▶ **OBJECTIVE**
Rewrite every line of the entries below, requests included, and shift each bounding-box coordinate in the answers up by 149. Leave the pictures out.

[Records from a data collection]
++++
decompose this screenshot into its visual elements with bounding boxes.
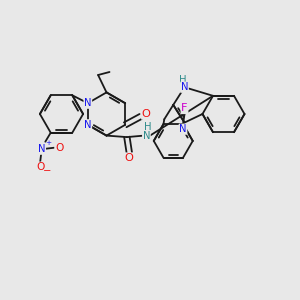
Text: +: + bbox=[45, 140, 51, 146]
Text: H: H bbox=[179, 75, 187, 85]
Text: N: N bbox=[143, 130, 150, 141]
Text: N: N bbox=[181, 82, 188, 92]
Text: N: N bbox=[84, 98, 92, 108]
Text: −: − bbox=[43, 166, 51, 176]
Text: N: N bbox=[38, 144, 45, 154]
Text: O: O bbox=[36, 162, 44, 172]
Text: O: O bbox=[142, 109, 151, 119]
Text: N: N bbox=[84, 120, 92, 130]
Text: F: F bbox=[181, 103, 188, 113]
Text: O: O bbox=[55, 143, 63, 153]
Text: O: O bbox=[125, 153, 134, 163]
Text: H: H bbox=[144, 122, 152, 132]
Text: N: N bbox=[179, 124, 187, 134]
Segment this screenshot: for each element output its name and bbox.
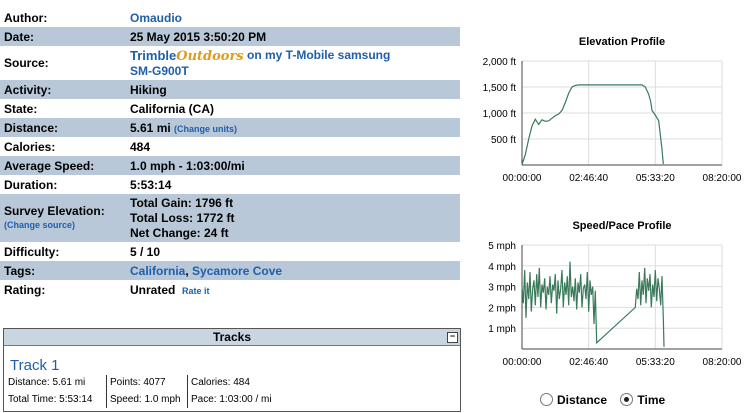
++++
▶ **ANSWER FOR THIS EXERCISE**
decompose this screenshot into its visual elements with bounding boxes.
Text: +: + bbox=[194, 289, 200, 295]
Text: H: H bbox=[328, 224, 336, 234]
Text: N: N bbox=[292, 279, 299, 290]
Text: N: N bbox=[330, 231, 337, 241]
Text: N: N bbox=[233, 247, 241, 257]
Text: −: − bbox=[192, 315, 200, 325]
Text: N: N bbox=[187, 293, 194, 303]
Text: O: O bbox=[185, 311, 193, 321]
Text: O: O bbox=[291, 258, 300, 268]
Text: N: N bbox=[233, 269, 241, 279]
Text: F: F bbox=[330, 252, 337, 262]
Text: O: O bbox=[204, 292, 212, 302]
Text: O: O bbox=[274, 302, 283, 312]
Text: H: H bbox=[293, 271, 301, 281]
Text: N: N bbox=[328, 273, 336, 283]
Segment this screenshot: for each element output its name and bbox.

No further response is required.